◆ TASK
Without the pictures, return all of the material exactly as written.

◆ EXCERPTED RECORDS
⟨

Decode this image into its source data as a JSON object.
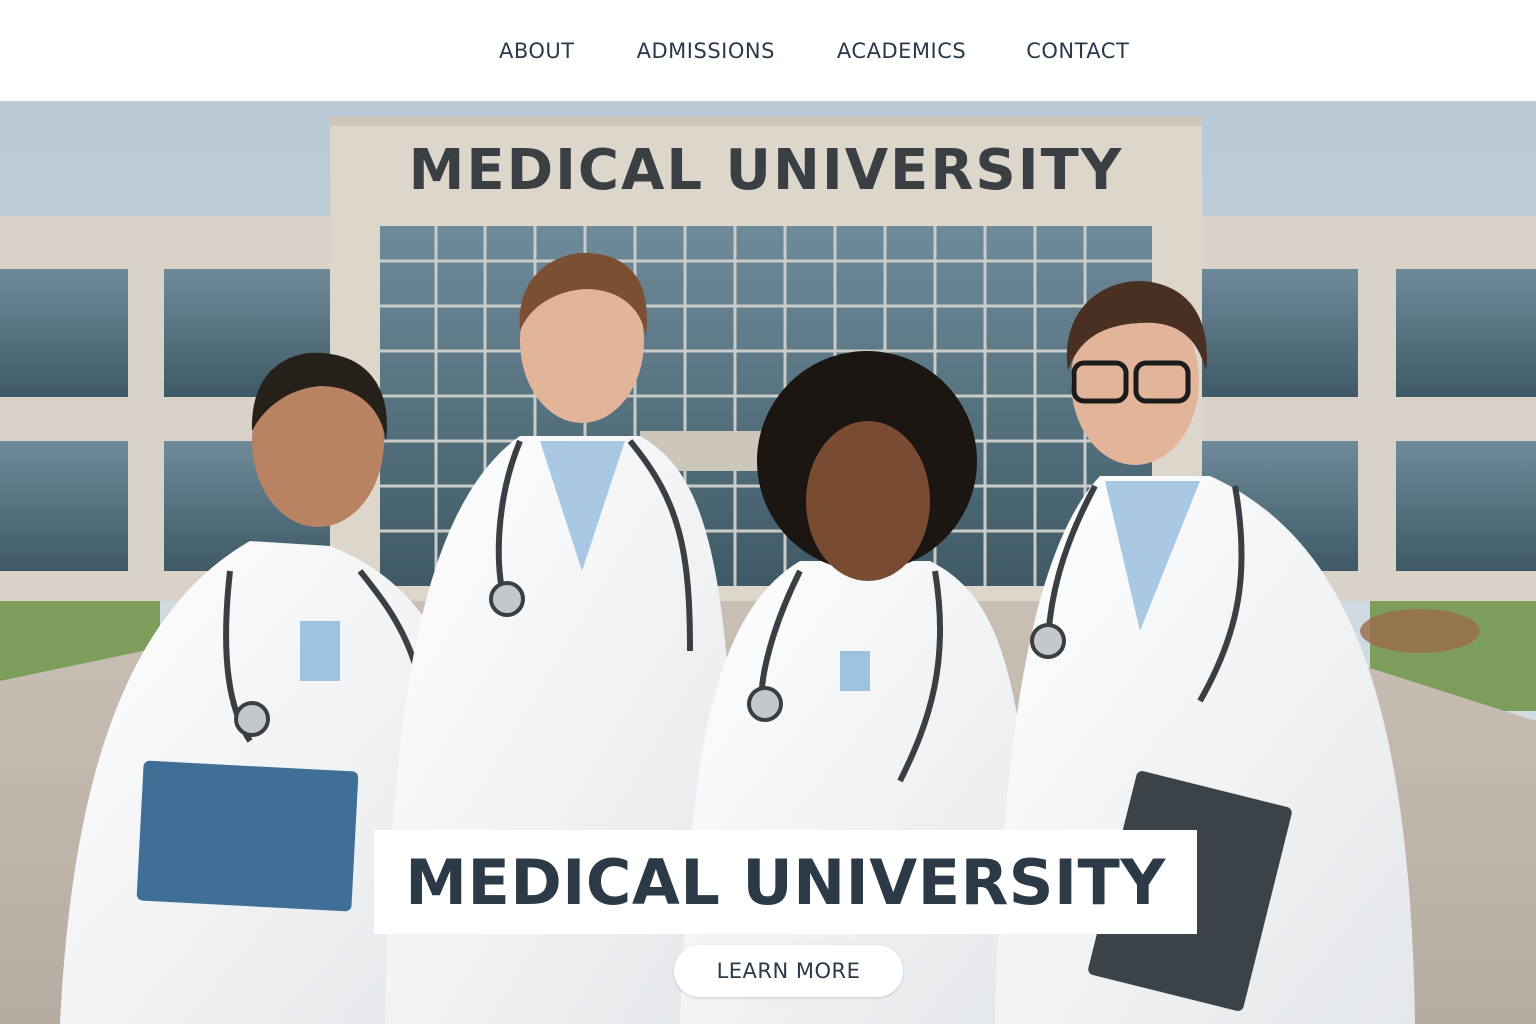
{
  "nav": {
    "items": [
      {
        "label": "ABOUT"
      },
      {
        "label": "ADMISSIONS"
      },
      {
        "label": "ACADEMICS"
      },
      {
        "label": "CONTACT"
      }
    ]
  },
  "hero": {
    "building_sign": "MEDICAL UNIVERSITY",
    "title": "MEDICAL UNIVERSITY",
    "cta_label": "LEARN MORE",
    "image_description_icon": "group-photo-image"
  },
  "colors": {
    "text_dark": "#2c3a47",
    "nav_text": "#2b3a4a",
    "background": "#ffffff",
    "sky": "#c9d6df",
    "building": "#d8d1c6"
  }
}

⟩

◆ FULL ANSWER
Decode this image into its source data as a JSON object.
{
  "nav": {
    "items": [
      {
        "label": "ABOUT"
      },
      {
        "label": "ADMISSIONS"
      },
      {
        "label": "ACADEMICS"
      },
      {
        "label": "CONTACT"
      }
    ]
  },
  "hero": {
    "building_sign": "MEDICAL UNIVERSITY",
    "title": "MEDICAL UNIVERSITY",
    "cta_label": "LEARN MORE",
    "image_description_icon": "group-photo-image"
  },
  "colors": {
    "text_dark": "#2c3a47",
    "nav_text": "#2b3a4a",
    "background": "#ffffff",
    "sky": "#c9d6df",
    "building": "#d8d1c6"
  }
}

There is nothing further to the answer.